◆ Exercise: Can you write out the whole listing exactly?
[Opening Data records section]
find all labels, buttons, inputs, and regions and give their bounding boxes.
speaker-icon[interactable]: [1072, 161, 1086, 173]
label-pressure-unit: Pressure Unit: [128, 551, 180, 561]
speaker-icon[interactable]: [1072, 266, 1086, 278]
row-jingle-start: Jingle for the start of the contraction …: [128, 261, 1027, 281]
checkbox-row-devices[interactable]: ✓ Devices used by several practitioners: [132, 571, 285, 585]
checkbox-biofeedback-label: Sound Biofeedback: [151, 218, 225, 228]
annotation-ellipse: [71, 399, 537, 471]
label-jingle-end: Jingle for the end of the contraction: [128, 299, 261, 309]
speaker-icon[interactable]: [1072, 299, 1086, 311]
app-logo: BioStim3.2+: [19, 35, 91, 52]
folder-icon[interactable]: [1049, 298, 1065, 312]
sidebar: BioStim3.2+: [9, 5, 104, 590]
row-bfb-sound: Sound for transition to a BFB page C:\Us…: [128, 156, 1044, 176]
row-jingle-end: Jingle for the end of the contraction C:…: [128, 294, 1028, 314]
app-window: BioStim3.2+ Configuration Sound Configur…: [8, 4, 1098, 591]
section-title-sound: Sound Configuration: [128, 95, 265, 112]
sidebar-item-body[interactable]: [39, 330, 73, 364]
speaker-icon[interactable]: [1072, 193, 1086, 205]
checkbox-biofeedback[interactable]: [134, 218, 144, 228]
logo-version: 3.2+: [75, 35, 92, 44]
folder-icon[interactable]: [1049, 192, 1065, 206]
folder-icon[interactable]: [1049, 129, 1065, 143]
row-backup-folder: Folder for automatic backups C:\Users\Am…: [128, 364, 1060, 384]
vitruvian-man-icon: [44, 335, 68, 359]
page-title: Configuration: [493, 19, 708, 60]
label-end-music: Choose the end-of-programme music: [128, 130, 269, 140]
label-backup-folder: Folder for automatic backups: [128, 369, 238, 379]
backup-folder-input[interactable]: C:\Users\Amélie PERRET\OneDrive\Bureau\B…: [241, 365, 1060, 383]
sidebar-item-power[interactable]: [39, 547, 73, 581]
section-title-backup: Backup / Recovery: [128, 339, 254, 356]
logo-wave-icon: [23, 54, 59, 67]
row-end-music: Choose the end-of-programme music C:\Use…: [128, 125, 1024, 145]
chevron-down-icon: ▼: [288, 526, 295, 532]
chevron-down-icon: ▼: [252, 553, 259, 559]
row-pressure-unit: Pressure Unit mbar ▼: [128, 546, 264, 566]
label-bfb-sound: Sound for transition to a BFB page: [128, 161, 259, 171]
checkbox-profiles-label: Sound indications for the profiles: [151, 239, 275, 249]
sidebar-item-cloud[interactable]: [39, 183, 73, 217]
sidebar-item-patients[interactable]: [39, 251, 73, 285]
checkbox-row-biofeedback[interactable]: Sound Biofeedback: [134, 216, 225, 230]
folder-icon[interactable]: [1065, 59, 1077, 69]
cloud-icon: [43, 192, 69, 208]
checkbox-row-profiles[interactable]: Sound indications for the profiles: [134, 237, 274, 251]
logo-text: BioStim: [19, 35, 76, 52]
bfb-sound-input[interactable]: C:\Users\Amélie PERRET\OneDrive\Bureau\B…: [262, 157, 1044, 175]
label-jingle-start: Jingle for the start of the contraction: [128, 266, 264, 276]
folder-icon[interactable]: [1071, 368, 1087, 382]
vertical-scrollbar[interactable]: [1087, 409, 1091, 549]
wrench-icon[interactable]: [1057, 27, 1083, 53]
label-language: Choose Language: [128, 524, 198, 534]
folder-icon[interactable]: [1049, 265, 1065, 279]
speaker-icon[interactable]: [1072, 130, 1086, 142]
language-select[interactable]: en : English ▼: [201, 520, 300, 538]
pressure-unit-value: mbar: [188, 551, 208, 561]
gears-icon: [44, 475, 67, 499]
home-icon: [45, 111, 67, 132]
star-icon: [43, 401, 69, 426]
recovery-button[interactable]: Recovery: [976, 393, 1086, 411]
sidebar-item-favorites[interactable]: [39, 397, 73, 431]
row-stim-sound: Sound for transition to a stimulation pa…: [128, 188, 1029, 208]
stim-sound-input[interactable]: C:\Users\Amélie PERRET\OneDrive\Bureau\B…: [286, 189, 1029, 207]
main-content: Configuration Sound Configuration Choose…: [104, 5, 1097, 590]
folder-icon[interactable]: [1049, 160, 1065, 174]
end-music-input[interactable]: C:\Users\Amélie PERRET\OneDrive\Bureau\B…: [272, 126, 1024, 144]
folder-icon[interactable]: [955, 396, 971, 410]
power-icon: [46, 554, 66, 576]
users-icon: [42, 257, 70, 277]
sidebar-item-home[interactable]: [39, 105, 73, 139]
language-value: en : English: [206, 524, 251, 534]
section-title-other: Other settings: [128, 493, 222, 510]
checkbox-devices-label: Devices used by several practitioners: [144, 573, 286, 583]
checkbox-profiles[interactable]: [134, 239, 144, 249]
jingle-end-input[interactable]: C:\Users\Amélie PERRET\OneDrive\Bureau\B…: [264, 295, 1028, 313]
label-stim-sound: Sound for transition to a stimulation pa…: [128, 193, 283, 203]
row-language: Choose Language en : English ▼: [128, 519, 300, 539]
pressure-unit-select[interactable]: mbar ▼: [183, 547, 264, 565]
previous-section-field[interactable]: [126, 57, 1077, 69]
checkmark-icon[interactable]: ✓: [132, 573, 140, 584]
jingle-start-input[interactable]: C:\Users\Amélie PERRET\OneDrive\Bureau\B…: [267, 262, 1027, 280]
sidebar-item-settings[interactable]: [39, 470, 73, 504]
[Closing Data records section]
◆ Completed exercise:
find all labels, buttons, inputs, and regions and give their bounding boxes.
speaker-icon[interactable]: [1072, 161, 1086, 173]
label-pressure-unit: Pressure Unit: [128, 551, 180, 561]
speaker-icon[interactable]: [1072, 266, 1086, 278]
row-jingle-start: Jingle for the start of the contraction …: [128, 261, 1027, 281]
checkbox-row-devices[interactable]: ✓ Devices used by several practitioners: [132, 571, 285, 585]
checkbox-biofeedback-label: Sound Biofeedback: [151, 218, 225, 228]
annotation-ellipse: [71, 399, 537, 471]
label-jingle-end: Jingle for the end of the contraction: [128, 299, 261, 309]
speaker-icon[interactable]: [1072, 299, 1086, 311]
app-logo: BioStim3.2+: [19, 35, 91, 52]
folder-icon[interactable]: [1049, 298, 1065, 312]
sidebar: BioStim3.2+: [9, 5, 104, 590]
row-bfb-sound: Sound for transition to a BFB page C:\Us…: [128, 156, 1044, 176]
row-jingle-end: Jingle for the end of the contraction C:…: [128, 294, 1028, 314]
app-window: BioStim3.2+ Configuration Sound Configur…: [8, 4, 1098, 591]
section-title-sound: Sound Configuration: [128, 95, 265, 112]
sidebar-item-body[interactable]: [39, 330, 73, 364]
speaker-icon[interactable]: [1072, 193, 1086, 205]
checkbox-biofeedback[interactable]: [134, 218, 144, 228]
logo-version: 3.2+: [75, 35, 92, 44]
folder-icon[interactable]: [1049, 192, 1065, 206]
folder-icon[interactable]: [1049, 129, 1065, 143]
row-backup-folder: Folder for automatic backups C:\Users\Am…: [128, 364, 1060, 384]
vitruvian-man-icon: [44, 335, 68, 359]
page-title: Configuration: [493, 19, 708, 60]
label-end-music: Choose the end-of-programme music: [128, 130, 269, 140]
label-backup-folder: Folder for automatic backups: [128, 369, 238, 379]
backup-folder-input[interactable]: C:\Users\Amélie PERRET\OneDrive\Bureau\B…: [241, 365, 1060, 383]
sidebar-item-power[interactable]: [39, 547, 73, 581]
section-title-backup: Backup / Recovery: [128, 339, 254, 356]
logo-wave-icon: [23, 54, 59, 67]
row-end-music: Choose the end-of-programme music C:\Use…: [128, 125, 1024, 145]
chevron-down-icon: ▼: [288, 526, 295, 532]
chevron-down-icon: ▼: [252, 553, 259, 559]
row-pressure-unit: Pressure Unit mbar ▼: [128, 546, 264, 566]
label-bfb-sound: Sound for transition to a BFB page: [128, 161, 259, 171]
checkbox-profiles-label: Sound indications for the profiles: [151, 239, 275, 249]
sidebar-item-cloud[interactable]: [39, 183, 73, 217]
sidebar-item-patients[interactable]: [39, 251, 73, 285]
checkbox-row-biofeedback[interactable]: Sound Biofeedback: [134, 216, 225, 230]
folder-icon[interactable]: [1065, 59, 1077, 69]
cloud-icon: [43, 192, 69, 208]
checkbox-row-profiles[interactable]: Sound indications for the profiles: [134, 237, 274, 251]
logo-text: BioStim: [19, 35, 76, 52]
bfb-sound-input[interactable]: C:\Users\Amélie PERRET\OneDrive\Bureau\B…: [262, 157, 1044, 175]
label-jingle-start: Jingle for the start of the contraction: [128, 266, 264, 276]
folder-icon[interactable]: [1071, 368, 1087, 382]
vertical-scrollbar[interactable]: [1087, 409, 1091, 549]
wrench-icon[interactable]: [1057, 27, 1083, 53]
label-language: Choose Language: [128, 524, 198, 534]
folder-icon[interactable]: [1049, 265, 1065, 279]
speaker-icon[interactable]: [1072, 130, 1086, 142]
language-select[interactable]: en : English ▼: [201, 520, 300, 538]
pressure-unit-value: mbar: [188, 551, 208, 561]
gears-icon: [44, 475, 67, 499]
home-icon: [45, 111, 67, 132]
star-icon: [43, 401, 69, 426]
recovery-button[interactable]: Recovery: [976, 393, 1086, 411]
sidebar-item-favorites[interactable]: [39, 397, 73, 431]
row-stim-sound: Sound for transition to a stimulation pa…: [128, 188, 1029, 208]
stim-sound-input[interactable]: C:\Users\Amélie PERRET\OneDrive\Bureau\B…: [286, 189, 1029, 207]
main-content: Configuration Sound Configuration Choose…: [104, 5, 1097, 590]
folder-icon[interactable]: [1049, 160, 1065, 174]
end-music-input[interactable]: C:\Users\Amélie PERRET\OneDrive\Bureau\B…: [272, 126, 1024, 144]
folder-icon[interactable]: [955, 396, 971, 410]
power-icon: [46, 554, 66, 576]
users-icon: [42, 257, 70, 277]
sidebar-item-home[interactable]: [39, 105, 73, 139]
language-value: en : English: [206, 524, 251, 534]
section-title-other: Other settings: [128, 493, 222, 510]
checkbox-devices-label: Devices used by several practitioners: [144, 573, 286, 583]
checkbox-profiles[interactable]: [134, 239, 144, 249]
jingle-end-input[interactable]: C:\Users\Amélie PERRET\OneDrive\Bureau\B…: [264, 295, 1028, 313]
label-stim-sound: Sound for transition to a stimulation pa…: [128, 193, 283, 203]
row-language: Choose Language en : English ▼: [128, 519, 300, 539]
pressure-unit-select[interactable]: mbar ▼: [183, 547, 264, 565]
previous-section-field[interactable]: [126, 57, 1077, 69]
checkmark-icon[interactable]: ✓: [132, 573, 140, 584]
jingle-start-input[interactable]: C:\Users\Amélie PERRET\OneDrive\Bureau\B…: [267, 262, 1027, 280]
sidebar-item-settings[interactable]: [39, 470, 73, 504]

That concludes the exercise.